• **What you are asked to do**
Please turn the lines of the records from the line with "data-point [801,661,811,672]" through the line with "x-tick-label: Sep [594,806,626,826]" into a numbered list, leaving out any blank lines. Include only those lines.

Element box annotations
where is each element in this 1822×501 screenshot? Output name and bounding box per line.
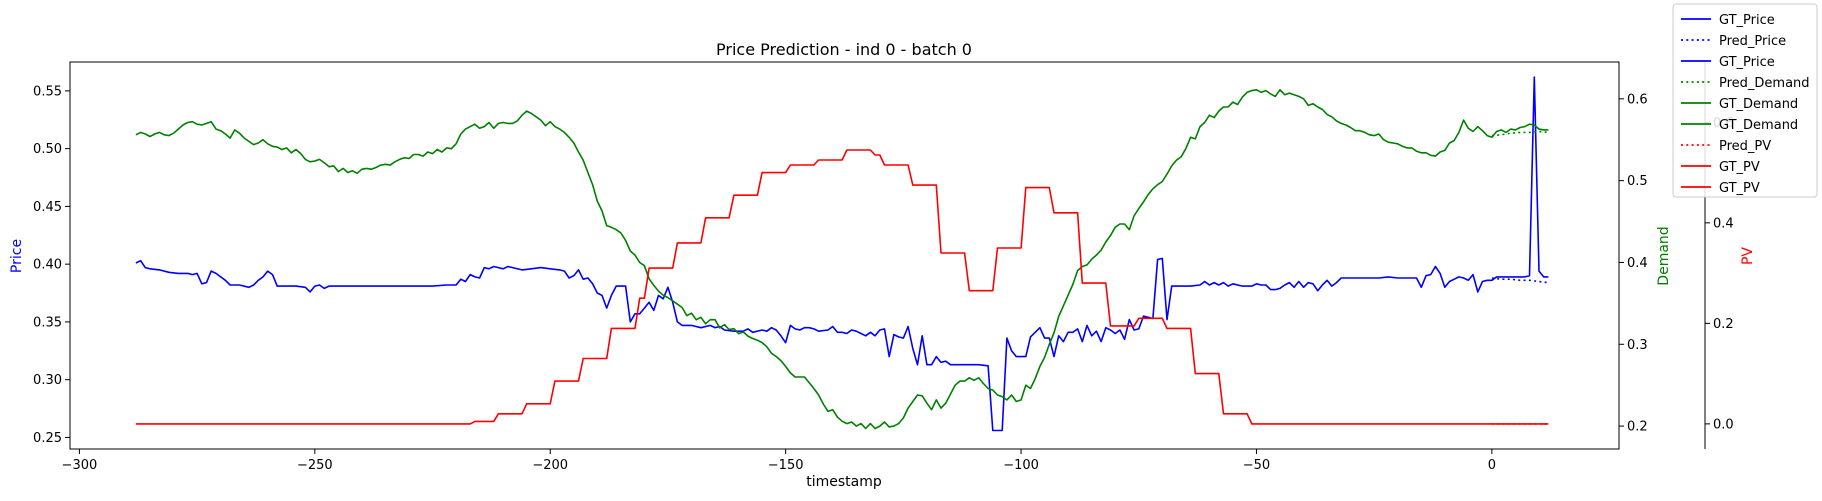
- pv-axis-label: PV: [1740, 247, 1756, 265]
- legend-label: Pred_PV: [1719, 139, 1771, 154]
- demand-tick-label: 0.2: [1627, 420, 1648, 435]
- x-tick-label: −50: [1243, 458, 1270, 473]
- series-layer: [135, 76, 1549, 432]
- demand-tick-label: 0.6: [1627, 92, 1648, 107]
- axes-layer: −300 −250 −200 −150 −100 −50 00.250.300.350.40…: [33, 62, 1734, 473]
- legend-label: Pred_Demand: [1719, 76, 1810, 91]
- legend-box: [1672, 3, 1818, 198]
- price-tick-label: 0.45: [33, 200, 62, 215]
- x-tick-label: −250: [297, 458, 333, 473]
- demand-axis-label: Demand: [1656, 226, 1672, 285]
- gt-pv-line: [135, 149, 1549, 425]
- price-tick-label: 0.35: [33, 315, 62, 330]
- pv-tick-label: 0.2: [1713, 317, 1734, 332]
- legend-label: GT_Demand: [1719, 118, 1798, 133]
- legend-label: GT_PV: [1719, 181, 1760, 196]
- price-tick-label: 0.40: [33, 258, 62, 273]
- demand-tick-label: 0.3: [1627, 338, 1648, 353]
- legend: GT_Price Pred_Price GT_Price Pred_Demand GT_…: [1672, 3, 1818, 198]
- x-axis-label: timestamp: [806, 474, 882, 490]
- gt-price-line: [135, 76, 1549, 432]
- chart-title: Price Prediction - ind 0 - batch 0: [716, 40, 972, 59]
- price-tick-label: 0.30: [33, 373, 62, 388]
- x-tick-label: −100: [1003, 458, 1039, 473]
- legend-label: GT_PV: [1719, 160, 1760, 175]
- x-tick-label: −150: [768, 458, 804, 473]
- x-tick-label: −200: [532, 458, 568, 473]
- pv-tick-label: 0.4: [1713, 216, 1734, 231]
- pred-demand-line: [1491, 130, 1549, 137]
- legend-label: GT_Demand: [1719, 97, 1798, 112]
- price-axis-label: Price: [9, 239, 25, 273]
- demand-tick-label: 0.4: [1627, 256, 1648, 271]
- pred-price-line: [1491, 277, 1549, 284]
- x-tick-label: 0: [1488, 458, 1496, 473]
- gt-demand-line: [135, 89, 1549, 430]
- price-tick-label: 0.25: [33, 431, 62, 446]
- legend-label: GT_Price: [1719, 13, 1775, 28]
- pv-tick-label: 0.0: [1713, 417, 1734, 432]
- legend-label: GT_Price: [1719, 55, 1775, 70]
- demand-tick-label: 0.5: [1627, 174, 1648, 189]
- price-tick-label: 0.50: [33, 142, 62, 157]
- x-tick-label: −300: [62, 458, 98, 473]
- plot-frame: [69, 61, 1620, 450]
- legend-label: Pred_Price: [1719, 34, 1786, 49]
- price-tick-label: 0.55: [33, 84, 62, 99]
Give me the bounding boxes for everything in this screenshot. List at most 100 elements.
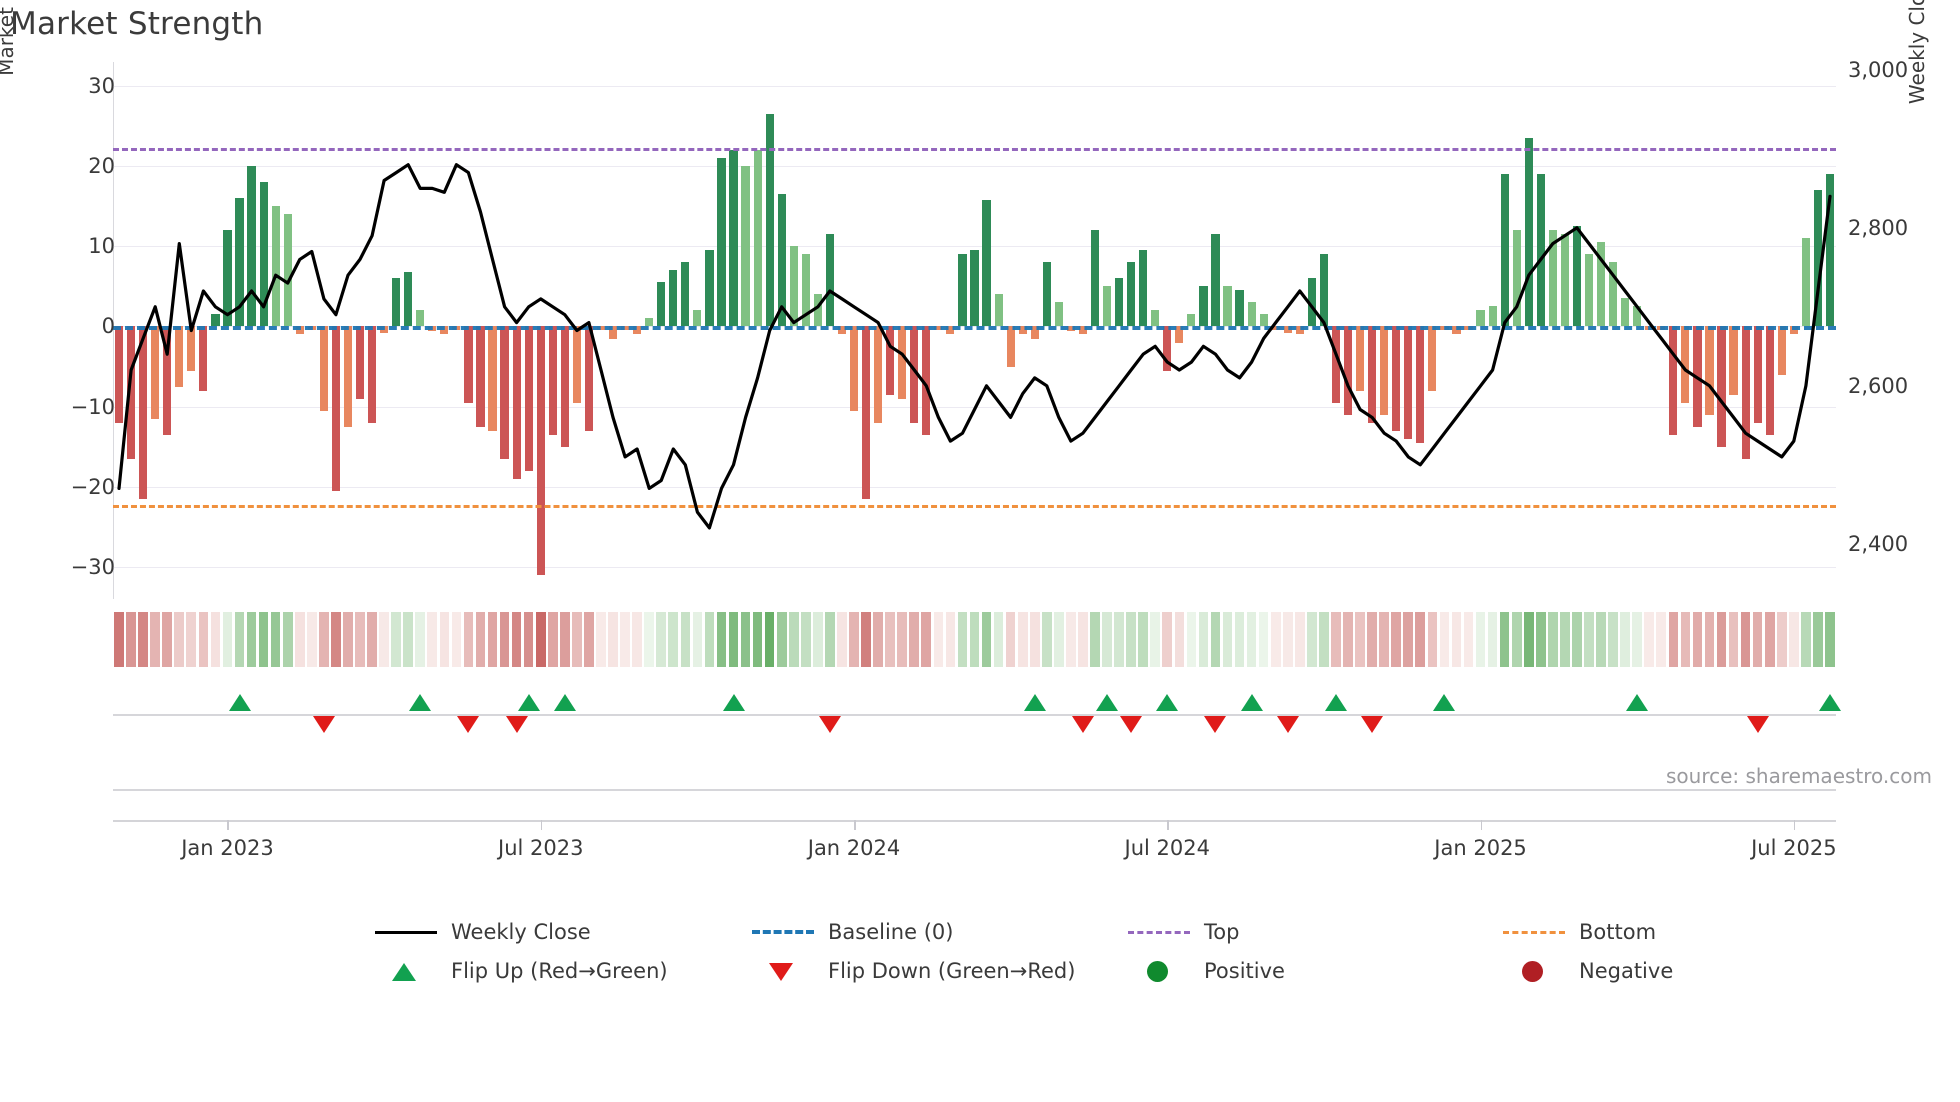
legend-item-baseline[interactable]: Baseline (0) bbox=[752, 920, 953, 944]
heat-cell bbox=[391, 612, 401, 667]
strength-bar bbox=[958, 254, 967, 327]
strength-bar bbox=[187, 326, 196, 371]
heat-cell bbox=[1198, 612, 1209, 667]
legend-item-flip-up[interactable]: Flip Up (Red→Green) bbox=[375, 959, 668, 983]
flip-up-marker bbox=[1240, 694, 1263, 711]
line-dashed-orange-icon bbox=[1503, 922, 1565, 942]
heat-cell bbox=[921, 612, 932, 667]
heat-cell bbox=[1295, 612, 1305, 667]
heat-cell bbox=[1246, 612, 1257, 667]
heat-cell bbox=[1716, 612, 1727, 667]
strength-bar bbox=[982, 199, 991, 327]
strength-bar bbox=[440, 326, 449, 335]
y-tick-label: 10 bbox=[88, 234, 115, 259]
gridline bbox=[113, 566, 1836, 568]
strength-bar bbox=[1681, 326, 1690, 403]
heat-cell bbox=[957, 612, 968, 667]
strength-bar bbox=[392, 278, 401, 327]
heat-cell bbox=[234, 612, 245, 667]
legend-item-positive[interactable]: Positive bbox=[1128, 959, 1285, 983]
heat-cell bbox=[800, 612, 811, 667]
heat-cell bbox=[1210, 612, 1221, 667]
strength-bar bbox=[1741, 326, 1750, 459]
strength-bar bbox=[295, 326, 304, 335]
strength-bar bbox=[669, 270, 678, 327]
heat-cell bbox=[451, 612, 462, 667]
strength-bar bbox=[367, 326, 377, 423]
strength-bar bbox=[126, 326, 136, 459]
heat-cell bbox=[162, 612, 173, 667]
strength-bar bbox=[645, 318, 654, 327]
strength-bar bbox=[886, 326, 895, 395]
flip-up-marker bbox=[1626, 694, 1649, 711]
strength-bar bbox=[1163, 326, 1172, 371]
heat-cell bbox=[716, 612, 727, 667]
flip-down-marker bbox=[312, 716, 335, 733]
heat-cell bbox=[1066, 612, 1076, 667]
legend-item-bottom[interactable]: Bottom bbox=[1503, 920, 1656, 944]
flip-up-marker bbox=[722, 694, 745, 711]
strength-bar bbox=[1211, 234, 1220, 327]
heat-cell bbox=[933, 612, 944, 667]
heat-cell bbox=[1439, 612, 1450, 667]
heat-cell bbox=[1668, 612, 1679, 667]
heat-cell bbox=[415, 612, 426, 667]
heat-cell bbox=[981, 612, 992, 667]
y2-tick-label: 3,000 bbox=[1848, 57, 1909, 82]
heat-cell bbox=[1463, 612, 1474, 667]
heat-cell bbox=[825, 612, 835, 667]
heat-cell bbox=[1391, 612, 1402, 667]
strength-bar bbox=[476, 326, 485, 427]
heat-cell bbox=[487, 612, 498, 667]
legend-item-flip-down[interactable]: Flip Down (Green→Red) bbox=[752, 959, 1075, 983]
strength-bar bbox=[1102, 286, 1112, 327]
strength-bar bbox=[1777, 326, 1786, 375]
heat-cell bbox=[114, 612, 124, 667]
legend-item-weekly-close[interactable]: Weekly Close bbox=[375, 920, 591, 944]
legend-label: Negative bbox=[1579, 959, 1674, 983]
heat-cell bbox=[764, 612, 775, 667]
strength-bar bbox=[994, 294, 1003, 327]
gridline bbox=[113, 246, 1836, 248]
legend-label: Flip Up (Red→Green) bbox=[451, 959, 668, 983]
heat-cell bbox=[258, 612, 269, 667]
strength-bar bbox=[1018, 326, 1027, 335]
strength-bar bbox=[1548, 230, 1557, 327]
strength-bar bbox=[1151, 310, 1160, 327]
heat-cell bbox=[186, 612, 197, 667]
heat-cell bbox=[355, 612, 365, 667]
strength-bar bbox=[777, 194, 786, 327]
dot-red-icon bbox=[1503, 961, 1565, 982]
strength-bar bbox=[1536, 174, 1545, 327]
y-tick-label: −10 bbox=[70, 394, 115, 419]
strength-bar bbox=[1428, 326, 1437, 391]
heat-cell bbox=[1728, 612, 1739, 667]
heat-cell bbox=[210, 612, 221, 667]
y-tick-label: 20 bbox=[88, 154, 115, 179]
heat-cell bbox=[1511, 612, 1522, 667]
legend-item-negative[interactable]: Negative bbox=[1503, 959, 1673, 983]
heat-cell bbox=[174, 612, 185, 667]
heat-cell bbox=[1451, 612, 1462, 667]
heat-cell bbox=[1523, 612, 1534, 667]
strength-bar bbox=[1090, 230, 1100, 327]
strength-bar bbox=[1669, 326, 1678, 435]
plot-frame bbox=[113, 62, 1836, 599]
strength-bar bbox=[1030, 326, 1039, 339]
strength-bar bbox=[608, 326, 618, 339]
x-axis-line bbox=[113, 820, 1836, 822]
gridline bbox=[113, 166, 1836, 168]
legend-item-top[interactable]: Top bbox=[1128, 920, 1239, 944]
heat-cell bbox=[1174, 612, 1185, 667]
strength-bar bbox=[717, 158, 726, 327]
heat-cell bbox=[704, 612, 715, 667]
strength-bar bbox=[910, 326, 919, 423]
heat-cell bbox=[1331, 612, 1341, 667]
strength-bar bbox=[223, 230, 232, 327]
strength-bar bbox=[693, 310, 702, 327]
strength-bar bbox=[1789, 326, 1798, 335]
y-tick-label: −30 bbox=[70, 554, 115, 579]
heat-cell bbox=[572, 612, 582, 667]
strength-bar bbox=[1368, 326, 1377, 423]
flip-up-marker bbox=[553, 694, 576, 711]
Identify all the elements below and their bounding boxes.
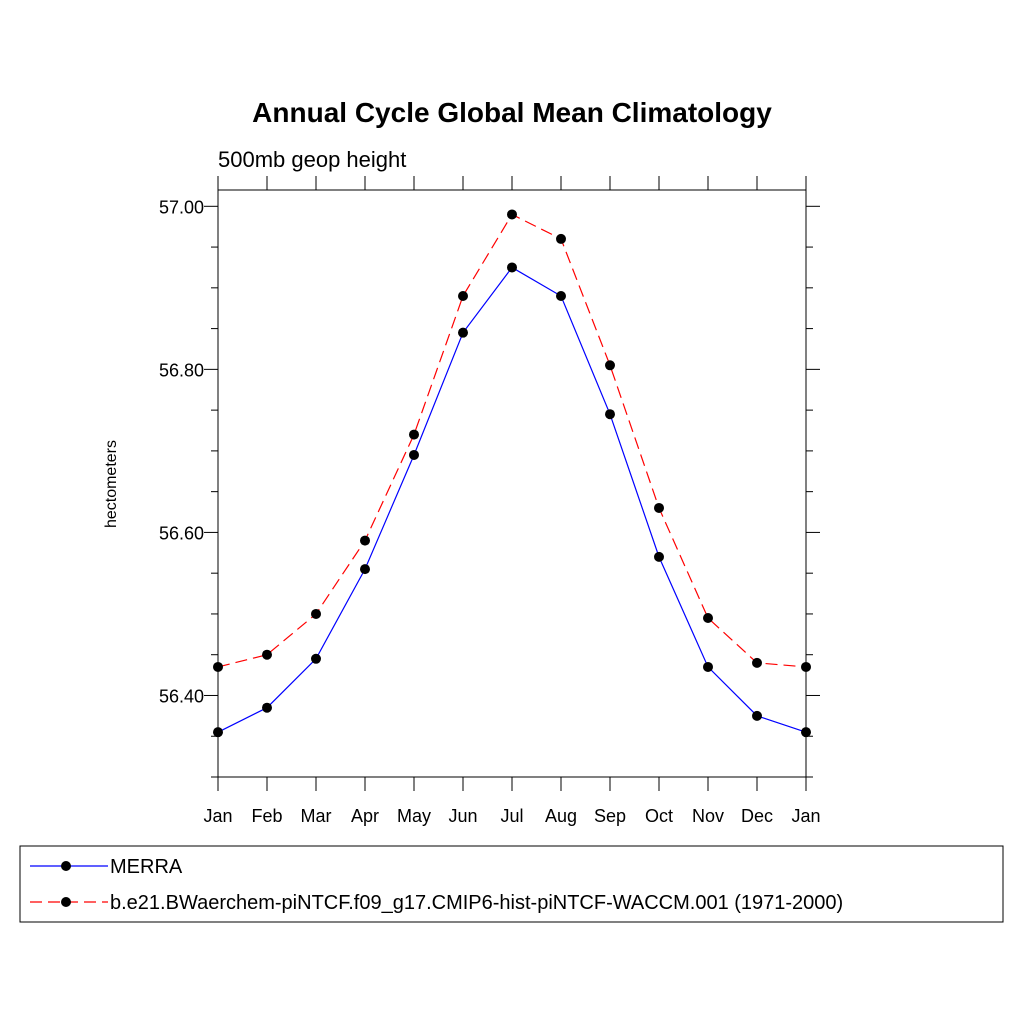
data-point [801,661,811,672]
data-point [605,360,615,371]
data-point [752,657,762,668]
chart-title: Annual Cycle Global Mean Climatology [252,97,772,128]
data-point [409,449,419,460]
plot-border [217,189,807,778]
data-point [311,608,321,619]
data-point [262,702,272,713]
data-point [752,710,762,721]
x-tick-label: Sep [594,806,626,826]
x-axis-ticks: Jan Feb Mar Apr May Jun Jul Aug Sep Oct Nov Dec Jan [203,176,821,826]
data-point [703,661,713,672]
y-tick-label: 56.60 [159,523,204,543]
series-line [217,213,807,668]
y-axis-label: hectometers [103,440,120,528]
x-tick-label: Jan [203,806,232,826]
y-axis-ticks: 56.40 56.60 56.80 57.00 [159,197,820,778]
chart-subtitle: 500mb geop height [218,147,406,172]
series-line [217,266,807,733]
data-point [507,209,517,220]
x-tick-label: Oct [645,806,673,826]
x-tick-label: Aug [545,806,577,826]
data-point [213,727,223,738]
x-tick-label: Feb [251,806,282,826]
x-tick-label: Jan [791,806,820,826]
legend-entry: b.e21.BWaerchem-piNTCF.f09_g17.CMIP6-his… [110,892,843,914]
data-point [409,429,419,440]
data-point [654,502,664,513]
data-point [458,327,468,338]
series-2 [213,209,811,672]
y-tick-label: 56.80 [159,360,204,380]
x-tick-label: Nov [692,806,724,826]
x-tick-label: May [397,806,431,826]
y-tick-label: 56.40 [159,686,204,706]
plot-frame [217,189,807,778]
data-point [507,262,517,273]
data-point [213,661,223,672]
y-tick-label: 57.00 [159,197,204,217]
x-tick-label: Jun [448,806,477,826]
data-point [801,727,811,738]
data-point [605,409,615,420]
data-point [360,535,370,546]
data-point [556,233,566,244]
series-1 [213,262,811,738]
x-tick-label: Dec [741,806,773,826]
legend: MERRA b.e21.BWaerchem-piNTCF.f09_g17.CMIP… [19,845,1004,923]
x-tick-label: Apr [351,806,379,826]
data-point [556,290,566,301]
legend-marker [61,861,71,871]
x-tick-label: Jul [500,806,523,826]
legend-entry: MERRA [110,856,183,878]
x-tick-label: Mar [301,806,332,826]
data-point [311,653,321,664]
data-point [654,551,664,562]
data-point [262,649,272,660]
legend-marker [61,897,71,907]
series-layer [213,209,811,738]
legend-box [19,845,1004,923]
data-point [703,613,713,624]
data-point [458,290,468,301]
data-point [360,564,370,575]
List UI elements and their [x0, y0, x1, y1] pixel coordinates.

• **Written answer**
1. data-point [801,661,811,672]
2. data-point [605,360,615,371]
3. data-point [752,657,762,668]
4. chart-title: Annual Cycle Global Mean Climatology [252,97,772,128]
5. data-point [409,449,419,460]
6. plot-border [217,189,807,778]
7. data-point [311,608,321,619]
8. data-point [262,702,272,713]
9. data-point [752,710,762,721]
10. x-tick-label: Sep [594,806,626,826]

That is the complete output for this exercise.